**DIRECTIONS FOR THIS TASK**
The listing below should be written out exactly; please include all of it.

Records about charts and figures
⟨
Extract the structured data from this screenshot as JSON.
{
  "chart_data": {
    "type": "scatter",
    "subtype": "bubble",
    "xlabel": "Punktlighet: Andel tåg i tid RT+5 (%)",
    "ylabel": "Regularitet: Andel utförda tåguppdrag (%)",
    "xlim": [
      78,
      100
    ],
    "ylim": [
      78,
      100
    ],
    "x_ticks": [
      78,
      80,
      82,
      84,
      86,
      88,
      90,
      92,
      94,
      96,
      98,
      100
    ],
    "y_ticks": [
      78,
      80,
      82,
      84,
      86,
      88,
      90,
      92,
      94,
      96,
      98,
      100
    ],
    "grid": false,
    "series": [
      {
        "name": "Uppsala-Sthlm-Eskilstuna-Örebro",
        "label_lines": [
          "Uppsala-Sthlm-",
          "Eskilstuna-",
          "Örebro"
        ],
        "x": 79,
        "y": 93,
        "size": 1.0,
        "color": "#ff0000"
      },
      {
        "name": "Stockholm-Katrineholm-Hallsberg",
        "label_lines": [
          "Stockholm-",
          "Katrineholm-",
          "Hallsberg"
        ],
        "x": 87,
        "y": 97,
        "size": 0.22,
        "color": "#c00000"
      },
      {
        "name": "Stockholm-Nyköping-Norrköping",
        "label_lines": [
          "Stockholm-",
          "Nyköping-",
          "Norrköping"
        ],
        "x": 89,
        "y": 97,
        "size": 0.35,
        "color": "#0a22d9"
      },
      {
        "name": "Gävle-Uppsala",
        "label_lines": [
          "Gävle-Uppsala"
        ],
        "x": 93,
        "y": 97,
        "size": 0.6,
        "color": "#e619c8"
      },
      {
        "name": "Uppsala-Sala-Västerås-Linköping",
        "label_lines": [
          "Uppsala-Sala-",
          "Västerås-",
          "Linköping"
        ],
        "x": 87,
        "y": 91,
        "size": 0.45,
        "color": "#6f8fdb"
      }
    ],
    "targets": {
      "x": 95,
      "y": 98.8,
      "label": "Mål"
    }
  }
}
⟩
**SOLUTION**
Extract the structured data from this screenshot as JSON.
{
  "chart_data": {
    "type": "scatter",
    "subtype": "bubble",
    "xlabel": "Punktlighet: Andel tåg i tid RT+5 (%)",
    "ylabel": "Regularitet: Andel utförda tåguppdrag (%)",
    "xlim": [
      78,
      100
    ],
    "ylim": [
      78,
      100
    ],
    "x_ticks": [
      78,
      80,
      82,
      84,
      86,
      88,
      90,
      92,
      94,
      96,
      98,
      100
    ],
    "y_ticks": [
      78,
      80,
      82,
      84,
      86,
      88,
      90,
      92,
      94,
      96,
      98,
      100
    ],
    "grid": false,
    "series": [
      {
        "name": "Uppsala-Sthlm-Eskilstuna-Örebro",
        "label_lines": [
          "Uppsala-Sthlm-",
          "Eskilstuna-",
          "Örebro"
        ],
        "x": 79,
        "y": 93,
        "size": 1.0,
        "color": "#ff0000"
      },
      {
        "name": "Stockholm-Katrineholm-Hallsberg",
        "label_lines": [
          "Stockholm-",
          "Katrineholm-",
          "Hallsberg"
        ],
        "x": 87,
        "y": 97,
        "size": 0.22,
        "color": "#c00000"
      },
      {
        "name": "Stockholm-Nyköping-Norrköping",
        "label_lines": [
          "Stockholm-",
          "Nyköping-",
          "Norrköping"
        ],
        "x": 89,
        "y": 97,
        "size": 0.35,
        "color": "#0a22d9"
      },
      {
        "name": "Gävle-Uppsala",
        "label_lines": [
          "Gävle-Uppsala"
        ],
        "x": 93,
        "y": 97,
        "size": 0.6,
        "color": "#e619c8"
      },
      {
        "name": "Uppsala-Sala-Västerås-Linköping",
        "label_lines": [
          "Uppsala-Sala-",
          "Västerås-",
          "Linköping"
        ],
        "x": 87,
        "y": 91,
        "size": 0.45,
        "color": "#6f8fdb"
      }
    ],
    "targets": {
      "x": 95,
      "y": 98.8,
      "label": "Mål"
    }
  }
}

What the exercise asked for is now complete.